◆ TO DO: Scan the entries below. List each line with "Parameters".
********
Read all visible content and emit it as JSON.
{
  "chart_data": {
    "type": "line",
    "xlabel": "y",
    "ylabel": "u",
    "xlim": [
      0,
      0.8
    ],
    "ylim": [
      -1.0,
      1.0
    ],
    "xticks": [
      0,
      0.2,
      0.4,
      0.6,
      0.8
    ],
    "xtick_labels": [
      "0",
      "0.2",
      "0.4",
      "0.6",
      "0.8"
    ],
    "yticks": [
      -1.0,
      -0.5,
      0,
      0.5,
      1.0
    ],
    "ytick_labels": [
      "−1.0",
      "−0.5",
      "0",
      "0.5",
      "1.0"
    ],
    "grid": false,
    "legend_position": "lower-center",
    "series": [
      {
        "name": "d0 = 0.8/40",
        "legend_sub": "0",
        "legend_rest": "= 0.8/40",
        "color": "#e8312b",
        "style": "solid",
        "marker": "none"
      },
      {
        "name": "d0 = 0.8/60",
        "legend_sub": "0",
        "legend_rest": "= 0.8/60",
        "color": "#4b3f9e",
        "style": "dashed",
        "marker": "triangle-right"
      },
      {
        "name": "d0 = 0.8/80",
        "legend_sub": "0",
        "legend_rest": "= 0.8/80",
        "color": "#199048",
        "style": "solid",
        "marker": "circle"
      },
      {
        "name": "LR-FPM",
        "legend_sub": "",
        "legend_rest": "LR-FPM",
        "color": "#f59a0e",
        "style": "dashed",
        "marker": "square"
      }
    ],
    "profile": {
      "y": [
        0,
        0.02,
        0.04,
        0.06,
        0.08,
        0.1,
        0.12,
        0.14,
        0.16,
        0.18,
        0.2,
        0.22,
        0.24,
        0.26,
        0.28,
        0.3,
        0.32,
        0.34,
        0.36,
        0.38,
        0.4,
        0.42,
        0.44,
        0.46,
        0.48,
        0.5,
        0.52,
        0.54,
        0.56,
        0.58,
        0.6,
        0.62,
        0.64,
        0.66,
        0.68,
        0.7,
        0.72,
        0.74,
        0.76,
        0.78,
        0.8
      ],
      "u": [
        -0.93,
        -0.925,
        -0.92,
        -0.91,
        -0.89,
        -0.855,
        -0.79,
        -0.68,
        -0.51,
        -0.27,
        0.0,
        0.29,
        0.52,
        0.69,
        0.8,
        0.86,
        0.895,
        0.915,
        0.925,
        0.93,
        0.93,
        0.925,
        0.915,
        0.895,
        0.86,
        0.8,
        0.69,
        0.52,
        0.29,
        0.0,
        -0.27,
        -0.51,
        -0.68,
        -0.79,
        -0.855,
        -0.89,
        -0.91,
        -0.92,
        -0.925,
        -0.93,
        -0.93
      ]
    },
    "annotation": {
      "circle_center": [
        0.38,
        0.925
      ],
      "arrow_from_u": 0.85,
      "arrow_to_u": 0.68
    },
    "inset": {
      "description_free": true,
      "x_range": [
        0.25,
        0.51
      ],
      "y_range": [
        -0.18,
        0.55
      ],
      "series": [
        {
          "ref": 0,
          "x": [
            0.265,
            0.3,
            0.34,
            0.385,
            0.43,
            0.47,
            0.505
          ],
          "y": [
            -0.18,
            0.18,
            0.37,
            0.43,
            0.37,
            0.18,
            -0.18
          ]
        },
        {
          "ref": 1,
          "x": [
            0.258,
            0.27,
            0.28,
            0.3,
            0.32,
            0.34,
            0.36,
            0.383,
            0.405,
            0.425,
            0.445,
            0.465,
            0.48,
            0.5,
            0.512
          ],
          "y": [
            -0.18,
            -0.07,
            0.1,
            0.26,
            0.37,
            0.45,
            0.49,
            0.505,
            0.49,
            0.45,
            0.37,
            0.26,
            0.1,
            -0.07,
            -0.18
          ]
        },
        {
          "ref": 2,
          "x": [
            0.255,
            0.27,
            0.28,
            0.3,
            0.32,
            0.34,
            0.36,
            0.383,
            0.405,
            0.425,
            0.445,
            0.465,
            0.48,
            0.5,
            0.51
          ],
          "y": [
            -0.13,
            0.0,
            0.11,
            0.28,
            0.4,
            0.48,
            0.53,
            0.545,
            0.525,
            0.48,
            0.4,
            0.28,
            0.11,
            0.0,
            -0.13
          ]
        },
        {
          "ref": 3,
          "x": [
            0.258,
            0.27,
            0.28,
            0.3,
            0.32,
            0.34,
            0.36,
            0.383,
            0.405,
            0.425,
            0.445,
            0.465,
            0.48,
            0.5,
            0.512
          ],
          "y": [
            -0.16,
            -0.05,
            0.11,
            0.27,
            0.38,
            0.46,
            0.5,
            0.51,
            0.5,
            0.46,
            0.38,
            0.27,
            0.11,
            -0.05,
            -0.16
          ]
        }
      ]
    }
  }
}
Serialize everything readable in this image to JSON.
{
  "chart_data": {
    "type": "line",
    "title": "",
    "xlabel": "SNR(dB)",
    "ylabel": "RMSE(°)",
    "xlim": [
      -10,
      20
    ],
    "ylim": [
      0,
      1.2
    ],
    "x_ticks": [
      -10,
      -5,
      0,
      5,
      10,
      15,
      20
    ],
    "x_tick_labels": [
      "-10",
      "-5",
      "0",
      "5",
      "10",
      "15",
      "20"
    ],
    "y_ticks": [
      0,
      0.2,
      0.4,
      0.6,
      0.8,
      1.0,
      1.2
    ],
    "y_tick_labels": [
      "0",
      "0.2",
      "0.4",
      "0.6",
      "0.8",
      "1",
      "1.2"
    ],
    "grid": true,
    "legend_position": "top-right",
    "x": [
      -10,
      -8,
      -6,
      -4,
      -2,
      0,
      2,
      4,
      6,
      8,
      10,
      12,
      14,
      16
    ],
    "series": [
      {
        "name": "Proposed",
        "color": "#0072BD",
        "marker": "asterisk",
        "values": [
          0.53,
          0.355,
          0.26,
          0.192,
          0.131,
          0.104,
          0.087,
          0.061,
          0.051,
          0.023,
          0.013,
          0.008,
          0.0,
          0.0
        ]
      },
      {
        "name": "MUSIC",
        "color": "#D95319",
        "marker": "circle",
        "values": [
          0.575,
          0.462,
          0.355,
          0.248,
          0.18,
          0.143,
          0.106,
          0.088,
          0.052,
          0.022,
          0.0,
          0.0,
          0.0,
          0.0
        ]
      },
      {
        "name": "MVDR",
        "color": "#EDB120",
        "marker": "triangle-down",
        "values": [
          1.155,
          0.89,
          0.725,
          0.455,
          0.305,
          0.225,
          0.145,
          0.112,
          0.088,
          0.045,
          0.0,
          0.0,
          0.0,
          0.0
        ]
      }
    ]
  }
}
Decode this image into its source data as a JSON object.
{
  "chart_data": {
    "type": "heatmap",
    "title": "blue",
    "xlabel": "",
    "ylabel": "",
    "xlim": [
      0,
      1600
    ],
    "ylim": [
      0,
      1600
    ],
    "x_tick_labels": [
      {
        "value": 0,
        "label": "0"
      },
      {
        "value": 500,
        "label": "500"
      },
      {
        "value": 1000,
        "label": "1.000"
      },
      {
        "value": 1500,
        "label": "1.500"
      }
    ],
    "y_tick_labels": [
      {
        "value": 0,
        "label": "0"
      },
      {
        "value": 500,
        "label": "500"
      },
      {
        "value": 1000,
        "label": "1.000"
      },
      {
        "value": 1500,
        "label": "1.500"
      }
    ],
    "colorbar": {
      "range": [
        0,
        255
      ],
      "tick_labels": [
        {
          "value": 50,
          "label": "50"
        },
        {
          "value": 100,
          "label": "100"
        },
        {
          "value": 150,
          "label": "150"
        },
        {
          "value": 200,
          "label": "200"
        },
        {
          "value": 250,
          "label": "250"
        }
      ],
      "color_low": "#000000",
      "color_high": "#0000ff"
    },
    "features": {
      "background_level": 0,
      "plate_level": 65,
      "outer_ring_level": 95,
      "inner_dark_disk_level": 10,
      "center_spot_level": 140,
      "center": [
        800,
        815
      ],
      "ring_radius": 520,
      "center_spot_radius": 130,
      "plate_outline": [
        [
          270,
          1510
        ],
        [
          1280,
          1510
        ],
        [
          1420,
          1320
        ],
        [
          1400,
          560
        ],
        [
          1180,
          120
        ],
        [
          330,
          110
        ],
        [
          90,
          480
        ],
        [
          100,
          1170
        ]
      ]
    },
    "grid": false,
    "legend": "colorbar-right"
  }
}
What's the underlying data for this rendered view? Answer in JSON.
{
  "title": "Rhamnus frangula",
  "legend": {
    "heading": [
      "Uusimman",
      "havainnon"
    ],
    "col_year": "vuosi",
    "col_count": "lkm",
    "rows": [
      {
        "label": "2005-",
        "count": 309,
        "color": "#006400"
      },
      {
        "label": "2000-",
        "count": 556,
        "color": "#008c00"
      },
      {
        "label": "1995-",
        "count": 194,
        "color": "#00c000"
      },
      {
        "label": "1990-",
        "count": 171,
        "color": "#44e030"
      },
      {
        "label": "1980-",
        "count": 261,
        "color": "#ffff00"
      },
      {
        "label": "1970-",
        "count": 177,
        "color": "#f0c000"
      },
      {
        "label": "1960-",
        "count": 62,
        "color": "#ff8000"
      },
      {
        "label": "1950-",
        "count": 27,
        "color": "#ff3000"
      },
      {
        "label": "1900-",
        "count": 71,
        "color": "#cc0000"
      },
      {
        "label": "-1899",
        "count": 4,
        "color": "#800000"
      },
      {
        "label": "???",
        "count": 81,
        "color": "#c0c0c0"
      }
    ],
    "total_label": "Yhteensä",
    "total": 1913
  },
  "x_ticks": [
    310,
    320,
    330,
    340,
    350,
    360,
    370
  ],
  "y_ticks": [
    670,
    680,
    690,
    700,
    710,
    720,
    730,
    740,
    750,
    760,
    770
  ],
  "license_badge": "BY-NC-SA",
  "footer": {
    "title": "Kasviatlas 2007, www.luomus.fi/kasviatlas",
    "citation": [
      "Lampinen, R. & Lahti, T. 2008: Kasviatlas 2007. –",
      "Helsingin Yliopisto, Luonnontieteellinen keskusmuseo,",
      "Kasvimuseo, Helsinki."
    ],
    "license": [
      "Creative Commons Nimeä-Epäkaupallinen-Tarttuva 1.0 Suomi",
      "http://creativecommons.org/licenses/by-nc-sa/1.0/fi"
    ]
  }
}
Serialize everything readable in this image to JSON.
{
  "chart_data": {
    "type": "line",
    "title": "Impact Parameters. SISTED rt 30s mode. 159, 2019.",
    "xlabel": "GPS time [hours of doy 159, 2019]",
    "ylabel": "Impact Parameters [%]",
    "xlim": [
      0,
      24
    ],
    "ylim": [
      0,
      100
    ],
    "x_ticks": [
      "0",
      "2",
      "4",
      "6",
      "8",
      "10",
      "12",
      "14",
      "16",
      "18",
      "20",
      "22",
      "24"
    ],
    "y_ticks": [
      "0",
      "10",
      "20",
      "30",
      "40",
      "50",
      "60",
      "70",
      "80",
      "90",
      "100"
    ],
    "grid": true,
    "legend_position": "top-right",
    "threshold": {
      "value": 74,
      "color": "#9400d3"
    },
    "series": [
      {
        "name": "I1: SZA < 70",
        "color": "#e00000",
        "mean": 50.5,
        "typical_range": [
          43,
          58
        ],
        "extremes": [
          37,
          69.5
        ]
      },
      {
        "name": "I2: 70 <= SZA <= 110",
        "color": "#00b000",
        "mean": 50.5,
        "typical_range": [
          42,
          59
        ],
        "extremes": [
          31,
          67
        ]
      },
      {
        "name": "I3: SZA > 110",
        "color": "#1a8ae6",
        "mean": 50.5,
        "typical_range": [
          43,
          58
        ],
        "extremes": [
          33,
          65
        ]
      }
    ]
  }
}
********
◆ RESULT OF THIS EXERCISE:
    "title": "Impact Parameters. SISTED rt 30s mode. 159, 2019.",
    "ylabel": "Impact Parameters [%]",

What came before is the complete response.